» **INPUT DATA**
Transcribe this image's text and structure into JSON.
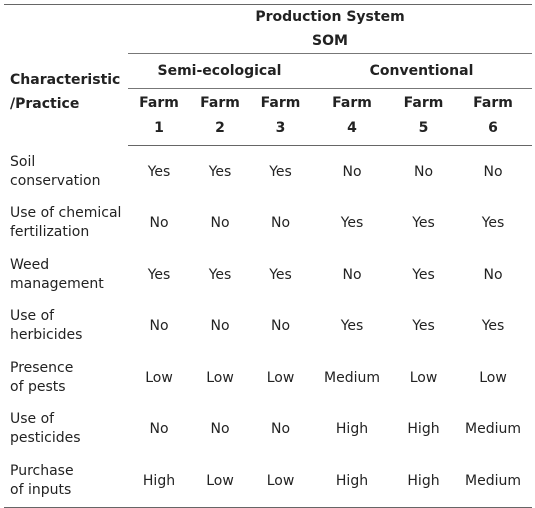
{
  "header": {
    "characteristic_label_line1": "Characteristic",
    "characteristic_label_line2": "/Practice",
    "production_system": "Production System",
    "som": "SOM",
    "group_semi": "Semi-ecological",
    "group_conv": "Conventional",
    "farm_word": "Farm",
    "farms": [
      "1",
      "2",
      "3",
      "4",
      "5",
      "6"
    ]
  },
  "rows": [
    {
      "label_line1": "Soil",
      "label_line2": "conservation",
      "values": [
        "Yes",
        "Yes",
        "Yes",
        "No",
        "No",
        "No"
      ]
    },
    {
      "label_line1": "Use of chemical",
      "label_line2": "fertilization",
      "values": [
        "No",
        "No",
        "No",
        "Yes",
        "Yes",
        "Yes"
      ]
    },
    {
      "label_line1": "Weed",
      "label_line2": "management",
      "values": [
        "Yes",
        "Yes",
        "Yes",
        "No",
        "Yes",
        "No"
      ]
    },
    {
      "label_line1": "Use of",
      "label_line2": "herbicides",
      "values": [
        "No",
        "No",
        "No",
        "Yes",
        "Yes",
        "Yes"
      ]
    },
    {
      "label_line1": "Presence",
      "label_line2": "of pests",
      "values": [
        "Low",
        "Low",
        "Low",
        "Medium",
        "Low",
        "Low"
      ]
    },
    {
      "label_line1": "Use of",
      "label_line2": "pesticides",
      "values": [
        "No",
        "No",
        "No",
        "High",
        "High",
        "Medium"
      ]
    },
    {
      "label_line1": "Purchase",
      "label_line2": "of inputs",
      "values": [
        "High",
        "Low",
        "Low",
        "High",
        "High",
        "Medium"
      ]
    }
  ]
}
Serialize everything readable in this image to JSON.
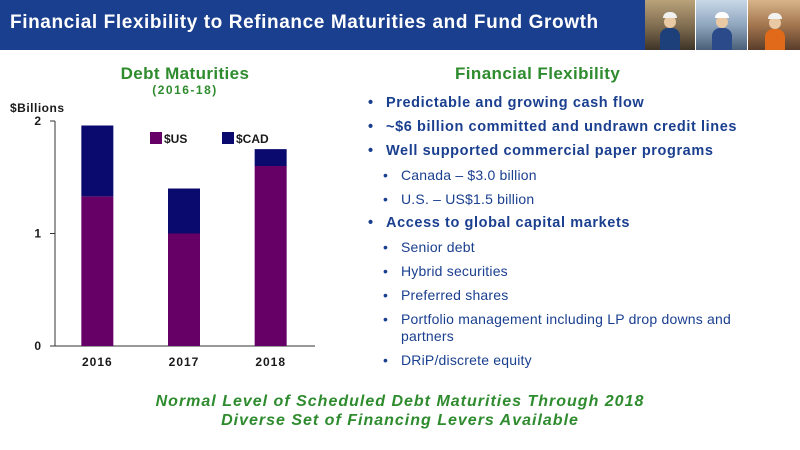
{
  "header": {
    "title": "Financial Flexibility to Refinance Maturities and Fund Growth"
  },
  "chart_data": {
    "type": "bar",
    "stacked": true,
    "title": "Debt Maturities",
    "subtitle": "(2016-18)",
    "ylabel": "$Billions",
    "xlabel": "",
    "categories": [
      "2016",
      "2017",
      "2018"
    ],
    "series": [
      {
        "name": "$US",
        "color": "#660066",
        "values": [
          1.33,
          1.0,
          1.6
        ]
      },
      {
        "name": "$CAD",
        "color": "#0a0a6e",
        "values": [
          0.63,
          0.4,
          0.15
        ]
      }
    ],
    "ylim": [
      0,
      2
    ],
    "yticks": [
      0,
      1,
      2
    ],
    "legend": "top-right",
    "grid": false
  },
  "flexibility": {
    "title": "Financial Flexibility",
    "items": [
      {
        "level": 1,
        "text": "Predictable and growing cash flow"
      },
      {
        "level": 1,
        "text": "~$6 billion committed and undrawn credit lines"
      },
      {
        "level": 1,
        "text": "Well supported commercial paper programs"
      },
      {
        "level": 2,
        "text": "Canada – $3.0 billion"
      },
      {
        "level": 2,
        "text": "U.S. – US$1.5 billion"
      },
      {
        "level": 1,
        "text": "Access to global capital markets"
      },
      {
        "level": 2,
        "text": "Senior debt"
      },
      {
        "level": 2,
        "text": "Hybrid securities"
      },
      {
        "level": 2,
        "text": "Preferred shares"
      },
      {
        "level": 2,
        "text": "Portfolio management including LP drop downs and partners"
      },
      {
        "level": 2,
        "text": "DRiP/discrete equity"
      }
    ]
  },
  "footer": {
    "line1": "Normal Level of Scheduled Debt Maturities Through 2018",
    "line2": "Diverse Set of Financing Levers Available"
  },
  "colors": {
    "header_bg": "#1a3f8f",
    "green": "#2e8b2e",
    "navy_text": "#1a3f8f"
  }
}
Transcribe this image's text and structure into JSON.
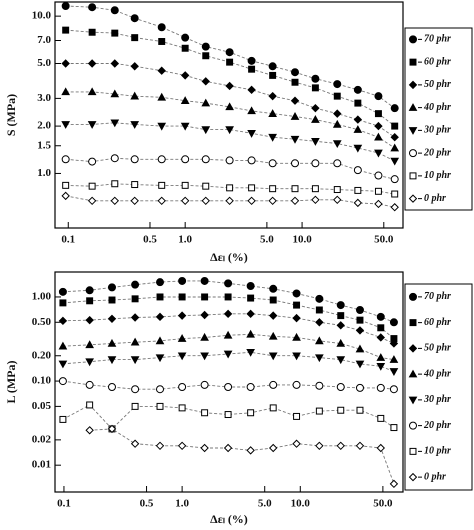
{
  "chart_data": [
    {
      "type": "line",
      "xlabel": "Δεₗ (%)",
      "ylabel": "S (MPa)",
      "xscale": "log",
      "yscale": "log",
      "xlim": [
        0.077,
        73
      ],
      "ylim": [
        0.45,
        12.3
      ],
      "xticks": [
        0.1,
        0.5,
        {
          "value": 1,
          "label": "1.0"
        },
        {
          "value": 5,
          "label": "5.0"
        },
        {
          "value": 10,
          "label": "10.0"
        },
        {
          "value": 50,
          "label": "50.0"
        }
      ],
      "yticks": [
        {
          "value": 1,
          "label": "1.0"
        },
        1.5,
        {
          "value": 2,
          "label": "2.0"
        },
        {
          "value": 3,
          "label": "3.0"
        },
        {
          "value": 5,
          "label": "5.0"
        },
        {
          "value": 7,
          "label": "7.0"
        },
        {
          "value": 10,
          "label": "10.0"
        }
      ],
      "x": [
        0.095,
        0.16,
        0.25,
        0.37,
        0.63,
        1.0,
        1.5,
        2.4,
        3.7,
        5.6,
        8.7,
        13,
        20,
        30,
        45,
        62
      ],
      "series": [
        {
          "name": "70 phr",
          "color": "#000000",
          "marker": "circle",
          "filled": true,
          "values": [
            11.6,
            11.4,
            10.9,
            9.7,
            8.5,
            7.3,
            6.4,
            5.9,
            5.2,
            4.8,
            4.4,
            4.0,
            3.7,
            3.4,
            3.1,
            2.6
          ]
        },
        {
          "name": "60 phr",
          "color": "#000000",
          "marker": "square",
          "filled": true,
          "values": [
            8.15,
            7.9,
            7.8,
            7.3,
            6.9,
            6.25,
            5.6,
            5.1,
            4.6,
            4.2,
            3.8,
            3.5,
            3.1,
            2.8,
            2.4,
            2.0
          ]
        },
        {
          "name": "50 phr",
          "color": "#000000",
          "marker": "diamond",
          "filled": true,
          "values": [
            5.0,
            5.0,
            5.0,
            4.8,
            4.5,
            4.2,
            3.85,
            3.6,
            3.4,
            3.1,
            2.9,
            2.6,
            2.4,
            2.2,
            2.0,
            1.7
          ]
        },
        {
          "name": "40 phr",
          "color": "#000000",
          "marker": "triangle-up",
          "filled": true,
          "values": [
            3.3,
            3.3,
            3.2,
            3.1,
            3.05,
            2.9,
            2.8,
            2.65,
            2.5,
            2.4,
            2.3,
            2.2,
            2.05,
            1.9,
            1.7,
            1.45
          ]
        },
        {
          "name": "30 phr",
          "color": "#000000",
          "marker": "triangle-down",
          "filled": true,
          "values": [
            2.05,
            2.05,
            2.1,
            2.05,
            2.0,
            2.0,
            1.9,
            1.9,
            1.8,
            1.7,
            1.65,
            1.6,
            1.55,
            1.45,
            1.35,
            1.2
          ]
        },
        {
          "name": "20 phr",
          "color": "#000000",
          "marker": "circle",
          "filled": false,
          "values": [
            1.23,
            1.19,
            1.25,
            1.23,
            1.23,
            1.23,
            1.23,
            1.21,
            1.21,
            1.16,
            1.16,
            1.16,
            1.16,
            1.05,
            0.97,
            0.92
          ]
        },
        {
          "name": "10 phr",
          "color": "#000000",
          "marker": "square",
          "filled": false,
          "values": [
            0.84,
            0.83,
            0.86,
            0.85,
            0.84,
            0.84,
            0.83,
            0.81,
            0.81,
            0.8,
            0.8,
            0.8,
            0.79,
            0.78,
            0.77,
            0.74
          ]
        },
        {
          "name": "0 phr",
          "color": "#000000",
          "marker": "diamond",
          "filled": false,
          "values": [
            0.72,
            0.67,
            0.67,
            0.67,
            0.67,
            0.67,
            0.67,
            0.67,
            0.67,
            0.67,
            0.67,
            0.68,
            0.68,
            0.65,
            0.64,
            0.61
          ]
        }
      ]
    },
    {
      "type": "line",
      "xlabel": "Δεₗ (%)",
      "ylabel": "L (MPa)",
      "xscale": "log",
      "yscale": "log",
      "xlim": [
        0.084,
        74
      ],
      "ylim": [
        0.0048,
        1.98
      ],
      "xticks": [
        0.1,
        0.5,
        {
          "value": 1,
          "label": "1.0"
        },
        {
          "value": 5,
          "label": "5.0"
        },
        {
          "value": 10,
          "label": "10.0"
        },
        {
          "value": 50,
          "label": "50.0"
        }
      ],
      "yticks": [
        0.01,
        0.02,
        0.05,
        {
          "value": 0.1,
          "label": "0.10"
        },
        {
          "value": 0.2,
          "label": "0.20"
        },
        {
          "value": 0.5,
          "label": "0.50"
        },
        {
          "value": 1,
          "label": "1.00"
        }
      ],
      "x": [
        0.098,
        0.165,
        0.255,
        0.4,
        0.65,
        1.0,
        1.55,
        2.45,
        3.8,
        5.9,
        9.3,
        14.5,
        22,
        32,
        48,
        62
      ],
      "series": [
        {
          "name": "70 phr",
          "color": "#000000",
          "marker": "circle",
          "filled": true,
          "values": [
            1.15,
            1.2,
            1.3,
            1.4,
            1.5,
            1.55,
            1.55,
            1.45,
            1.35,
            1.25,
            1.1,
            0.95,
            0.8,
            0.7,
            0.58,
            0.5
          ]
        },
        {
          "name": "60 phr",
          "color": "#000000",
          "marker": "square",
          "filled": true,
          "values": [
            0.85,
            0.9,
            0.92,
            0.95,
            1.0,
            1.0,
            1.0,
            1.0,
            0.97,
            0.92,
            0.8,
            0.7,
            0.6,
            0.53,
            0.43,
            0.32
          ]
        },
        {
          "name": "50 phr",
          "color": "#000000",
          "marker": "diamond",
          "filled": true,
          "values": [
            0.52,
            0.53,
            0.55,
            0.57,
            0.58,
            0.6,
            0.61,
            0.63,
            0.63,
            0.6,
            0.56,
            0.5,
            0.46,
            0.4,
            0.33,
            0.28
          ]
        },
        {
          "name": "40 phr",
          "color": "#000000",
          "marker": "triangle-up",
          "filled": true,
          "values": [
            0.26,
            0.27,
            0.28,
            0.29,
            0.3,
            0.32,
            0.33,
            0.35,
            0.36,
            0.34,
            0.33,
            0.3,
            0.28,
            0.24,
            0.19,
            0.18
          ]
        },
        {
          "name": "30 phr",
          "color": "#000000",
          "marker": "triangle-down",
          "filled": true,
          "values": [
            0.16,
            0.17,
            0.18,
            0.18,
            0.19,
            0.2,
            0.2,
            0.21,
            0.22,
            0.2,
            0.2,
            0.19,
            0.18,
            0.16,
            0.15,
            0.13
          ]
        },
        {
          "name": "20 phr",
          "color": "#000000",
          "marker": "circle",
          "filled": false,
          "values": [
            0.1,
            0.09,
            0.085,
            0.08,
            0.08,
            0.085,
            0.09,
            0.085,
            0.085,
            0.09,
            0.09,
            0.088,
            0.085,
            0.083,
            0.083,
            0.08
          ]
        },
        {
          "name": "10 phr",
          "color": "#000000",
          "marker": "square",
          "filled": false,
          "values": [
            0.035,
            0.052,
            0.027,
            0.05,
            0.05,
            0.048,
            0.042,
            0.04,
            0.042,
            0.048,
            0.038,
            0.044,
            0.045,
            0.045,
            0.036,
            0.028
          ]
        },
        {
          "name": "0 phr",
          "color": "#000000",
          "marker": "diamond",
          "filled": false,
          "values": [
            null,
            0.026,
            0.027,
            0.018,
            0.017,
            0.017,
            0.016,
            0.016,
            0.015,
            0.016,
            0.018,
            0.017,
            0.017,
            0.017,
            0.016,
            0.006
          ]
        }
      ]
    }
  ]
}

» **WHAT YOU NEED TO DO**
Pick out each line above that includes "ylabel" and show it.

» **RESPONSE TO THIS TASK**
    "ylabel": "$Billions",
      "ylabel": "S (MPa)",
      "ylabel": "L (MPa)",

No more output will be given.